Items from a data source
..........

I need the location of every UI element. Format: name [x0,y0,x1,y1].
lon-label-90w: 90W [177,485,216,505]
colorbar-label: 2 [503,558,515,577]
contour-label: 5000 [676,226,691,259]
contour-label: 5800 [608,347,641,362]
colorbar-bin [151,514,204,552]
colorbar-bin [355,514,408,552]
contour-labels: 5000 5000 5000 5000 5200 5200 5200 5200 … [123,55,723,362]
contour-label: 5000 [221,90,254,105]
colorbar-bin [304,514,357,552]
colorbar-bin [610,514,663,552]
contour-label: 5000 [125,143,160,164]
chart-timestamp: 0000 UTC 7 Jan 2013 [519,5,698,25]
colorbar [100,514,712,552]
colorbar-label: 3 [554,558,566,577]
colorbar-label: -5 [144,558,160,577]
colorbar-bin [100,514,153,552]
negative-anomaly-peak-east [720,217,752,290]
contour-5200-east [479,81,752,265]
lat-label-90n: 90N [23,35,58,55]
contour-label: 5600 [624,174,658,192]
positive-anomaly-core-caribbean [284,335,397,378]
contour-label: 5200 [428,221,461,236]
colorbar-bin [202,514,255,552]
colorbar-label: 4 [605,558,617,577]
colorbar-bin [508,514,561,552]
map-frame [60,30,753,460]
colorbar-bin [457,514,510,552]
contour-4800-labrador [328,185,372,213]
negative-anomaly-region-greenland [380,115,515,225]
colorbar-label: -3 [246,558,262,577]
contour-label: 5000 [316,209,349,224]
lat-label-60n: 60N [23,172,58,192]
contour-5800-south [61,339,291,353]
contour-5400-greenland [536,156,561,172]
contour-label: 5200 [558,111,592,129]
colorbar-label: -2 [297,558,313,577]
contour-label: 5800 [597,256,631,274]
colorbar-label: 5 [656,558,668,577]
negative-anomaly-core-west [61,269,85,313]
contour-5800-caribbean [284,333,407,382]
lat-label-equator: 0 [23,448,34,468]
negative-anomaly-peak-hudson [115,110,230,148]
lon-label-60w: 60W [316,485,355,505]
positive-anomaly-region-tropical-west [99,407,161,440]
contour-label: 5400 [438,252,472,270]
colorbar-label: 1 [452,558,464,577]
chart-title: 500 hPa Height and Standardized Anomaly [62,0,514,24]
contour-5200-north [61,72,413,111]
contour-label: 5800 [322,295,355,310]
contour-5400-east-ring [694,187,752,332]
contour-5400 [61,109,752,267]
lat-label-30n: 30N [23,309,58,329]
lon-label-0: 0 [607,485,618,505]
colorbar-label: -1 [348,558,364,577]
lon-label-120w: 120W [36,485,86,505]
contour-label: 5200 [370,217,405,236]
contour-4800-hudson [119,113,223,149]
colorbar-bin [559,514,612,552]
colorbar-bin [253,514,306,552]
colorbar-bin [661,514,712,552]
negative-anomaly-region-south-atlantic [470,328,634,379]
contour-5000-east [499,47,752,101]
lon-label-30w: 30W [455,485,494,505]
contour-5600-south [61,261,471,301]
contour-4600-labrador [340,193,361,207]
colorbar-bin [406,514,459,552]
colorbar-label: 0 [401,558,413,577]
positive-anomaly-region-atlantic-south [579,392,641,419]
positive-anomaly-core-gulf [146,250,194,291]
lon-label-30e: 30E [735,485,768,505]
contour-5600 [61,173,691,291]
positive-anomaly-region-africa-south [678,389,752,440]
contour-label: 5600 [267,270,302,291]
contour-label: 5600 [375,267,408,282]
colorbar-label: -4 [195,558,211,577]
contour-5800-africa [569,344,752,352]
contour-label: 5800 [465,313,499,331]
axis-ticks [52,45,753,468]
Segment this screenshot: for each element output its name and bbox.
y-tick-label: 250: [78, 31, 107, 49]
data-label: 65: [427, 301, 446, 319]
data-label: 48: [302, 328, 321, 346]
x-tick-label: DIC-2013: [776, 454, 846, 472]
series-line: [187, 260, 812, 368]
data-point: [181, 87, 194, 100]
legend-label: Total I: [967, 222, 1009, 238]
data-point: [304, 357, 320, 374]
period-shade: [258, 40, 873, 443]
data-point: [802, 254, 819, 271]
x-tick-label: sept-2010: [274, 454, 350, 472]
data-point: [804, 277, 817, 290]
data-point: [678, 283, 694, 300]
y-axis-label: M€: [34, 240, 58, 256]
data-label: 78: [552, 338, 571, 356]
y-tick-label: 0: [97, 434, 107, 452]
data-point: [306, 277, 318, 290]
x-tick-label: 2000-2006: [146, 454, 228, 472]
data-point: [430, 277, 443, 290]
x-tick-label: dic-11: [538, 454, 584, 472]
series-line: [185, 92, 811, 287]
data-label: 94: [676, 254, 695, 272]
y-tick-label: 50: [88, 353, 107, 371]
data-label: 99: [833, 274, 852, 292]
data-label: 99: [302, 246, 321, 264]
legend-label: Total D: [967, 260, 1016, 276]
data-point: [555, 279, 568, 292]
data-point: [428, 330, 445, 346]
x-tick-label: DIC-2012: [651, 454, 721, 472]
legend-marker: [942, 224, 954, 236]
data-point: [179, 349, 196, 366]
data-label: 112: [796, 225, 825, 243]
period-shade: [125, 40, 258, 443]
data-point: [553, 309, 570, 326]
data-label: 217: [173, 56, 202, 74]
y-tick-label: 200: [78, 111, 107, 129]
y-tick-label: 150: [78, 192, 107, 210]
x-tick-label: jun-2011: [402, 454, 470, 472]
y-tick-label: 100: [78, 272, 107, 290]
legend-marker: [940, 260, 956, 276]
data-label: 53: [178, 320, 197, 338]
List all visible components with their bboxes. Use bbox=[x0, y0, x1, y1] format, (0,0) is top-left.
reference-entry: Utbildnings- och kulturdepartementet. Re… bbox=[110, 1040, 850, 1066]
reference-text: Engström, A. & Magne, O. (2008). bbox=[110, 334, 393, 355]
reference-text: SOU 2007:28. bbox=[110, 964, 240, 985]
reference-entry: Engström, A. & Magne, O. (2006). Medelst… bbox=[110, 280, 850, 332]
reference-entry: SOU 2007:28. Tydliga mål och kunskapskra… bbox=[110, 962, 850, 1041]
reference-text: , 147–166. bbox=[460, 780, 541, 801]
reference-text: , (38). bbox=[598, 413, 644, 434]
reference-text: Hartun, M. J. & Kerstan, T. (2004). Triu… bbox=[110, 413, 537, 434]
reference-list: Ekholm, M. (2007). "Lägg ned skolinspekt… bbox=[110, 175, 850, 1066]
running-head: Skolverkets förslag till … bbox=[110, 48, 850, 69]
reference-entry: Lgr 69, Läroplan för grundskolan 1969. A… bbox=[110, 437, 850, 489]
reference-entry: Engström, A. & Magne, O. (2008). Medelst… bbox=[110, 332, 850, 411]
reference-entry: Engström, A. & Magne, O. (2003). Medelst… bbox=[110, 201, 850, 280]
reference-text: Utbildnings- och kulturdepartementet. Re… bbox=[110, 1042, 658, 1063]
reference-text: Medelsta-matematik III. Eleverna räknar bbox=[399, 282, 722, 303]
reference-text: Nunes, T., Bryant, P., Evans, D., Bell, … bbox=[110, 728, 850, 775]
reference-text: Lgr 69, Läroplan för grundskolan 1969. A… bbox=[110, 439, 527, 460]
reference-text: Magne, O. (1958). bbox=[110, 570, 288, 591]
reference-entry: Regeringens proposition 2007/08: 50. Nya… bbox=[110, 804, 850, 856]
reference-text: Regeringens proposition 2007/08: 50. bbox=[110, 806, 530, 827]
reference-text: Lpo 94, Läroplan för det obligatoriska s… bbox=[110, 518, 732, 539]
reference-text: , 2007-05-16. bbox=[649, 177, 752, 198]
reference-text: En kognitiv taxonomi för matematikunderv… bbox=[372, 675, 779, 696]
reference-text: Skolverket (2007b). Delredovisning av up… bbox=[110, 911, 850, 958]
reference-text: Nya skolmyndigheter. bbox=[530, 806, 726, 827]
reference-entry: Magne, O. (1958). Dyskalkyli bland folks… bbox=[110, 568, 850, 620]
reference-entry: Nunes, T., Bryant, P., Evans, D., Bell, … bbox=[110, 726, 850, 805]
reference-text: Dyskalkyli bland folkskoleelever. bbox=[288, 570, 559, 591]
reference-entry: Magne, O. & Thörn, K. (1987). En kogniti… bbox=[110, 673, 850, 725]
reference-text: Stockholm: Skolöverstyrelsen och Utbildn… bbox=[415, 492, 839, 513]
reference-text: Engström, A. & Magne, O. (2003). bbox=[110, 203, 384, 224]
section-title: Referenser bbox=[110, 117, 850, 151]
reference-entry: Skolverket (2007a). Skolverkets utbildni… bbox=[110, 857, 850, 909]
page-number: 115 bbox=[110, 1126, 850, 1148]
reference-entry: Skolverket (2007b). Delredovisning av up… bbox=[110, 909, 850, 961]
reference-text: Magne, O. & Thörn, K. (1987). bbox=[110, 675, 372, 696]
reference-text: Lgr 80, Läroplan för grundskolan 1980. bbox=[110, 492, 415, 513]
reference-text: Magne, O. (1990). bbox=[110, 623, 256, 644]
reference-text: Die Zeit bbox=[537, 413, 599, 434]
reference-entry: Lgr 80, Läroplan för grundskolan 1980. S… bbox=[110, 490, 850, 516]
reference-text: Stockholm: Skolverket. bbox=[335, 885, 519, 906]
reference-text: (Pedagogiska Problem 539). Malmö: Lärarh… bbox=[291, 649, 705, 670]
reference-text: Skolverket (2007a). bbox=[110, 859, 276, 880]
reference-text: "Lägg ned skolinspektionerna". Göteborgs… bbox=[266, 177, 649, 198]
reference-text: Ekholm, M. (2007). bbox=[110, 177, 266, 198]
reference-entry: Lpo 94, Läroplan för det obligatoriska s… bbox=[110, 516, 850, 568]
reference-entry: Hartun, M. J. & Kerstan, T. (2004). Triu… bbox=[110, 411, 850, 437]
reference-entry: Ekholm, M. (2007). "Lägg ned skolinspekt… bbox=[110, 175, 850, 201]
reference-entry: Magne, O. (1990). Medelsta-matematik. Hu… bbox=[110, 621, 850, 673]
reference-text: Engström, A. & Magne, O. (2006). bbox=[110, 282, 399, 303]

..........

Work instructions: Convert the stretch of the data above, from its first line through the line containing "colorbar-label: 4 [605,558,617,577]", into a Markdown table with the columns No. and Line. Put a row number in No. and that line's text in Line, and leave out any blank lines.

Response for this exercise:
| No. | Line |
|---|---|
| 1 | I need the location of every UI element. Format: name [x0,y0,x1,y1]. |
| 2 | lon-label-90w: 90W [177,485,216,505] |
| 3 | colorbar-label: 2 [503,558,515,577] |
| 4 | contour-label: 5000 [676,226,691,259] |
| 5 | contour-label: 5800 [608,347,641,362] |
| 6 | colorbar-bin [151,514,204,552] |
| 7 | colorbar-bin [355,514,408,552] |
| 8 | contour-labels: 5000 5000 5000 5000 5200 5200 5200 5200 … [123,55,723,362] |
| 9 | contour-label: 5000 [221,90,254,105] |
| 10 | colorbar-bin [304,514,357,552] |
| 11 | colorbar-bin [610,514,663,552] |
| 12 | contour-label: 5000 [125,143,160,164] |
| 13 | chart-timestamp: 0000 UTC 7 Jan 2013 [519,5,698,25] |
| 14 | colorbar [100,514,712,552] |
| 15 | colorbar-label: 3 [554,558,566,577] |
| 16 | colorbar-label: -5 [144,558,160,577] |
| 17 | colorbar-bin [100,514,153,552] |
| 18 | negative-anomaly-peak-east [720,217,752,290] |
| 19 | contour-5200-east [479,81,752,265] |
| 20 | lat-label-90n: 90N [23,35,58,55] |
| 21 | contour-label: 5600 [624,174,658,192] |
| 22 | positive-anomaly-core-caribbean [284,335,397,378] |
| 23 | contour-label: 5200 [428,221,461,236] |
| 24 | colorbar-bin [202,514,255,552] |
| 25 | colorbar-label: 4 [605,558,617,577] |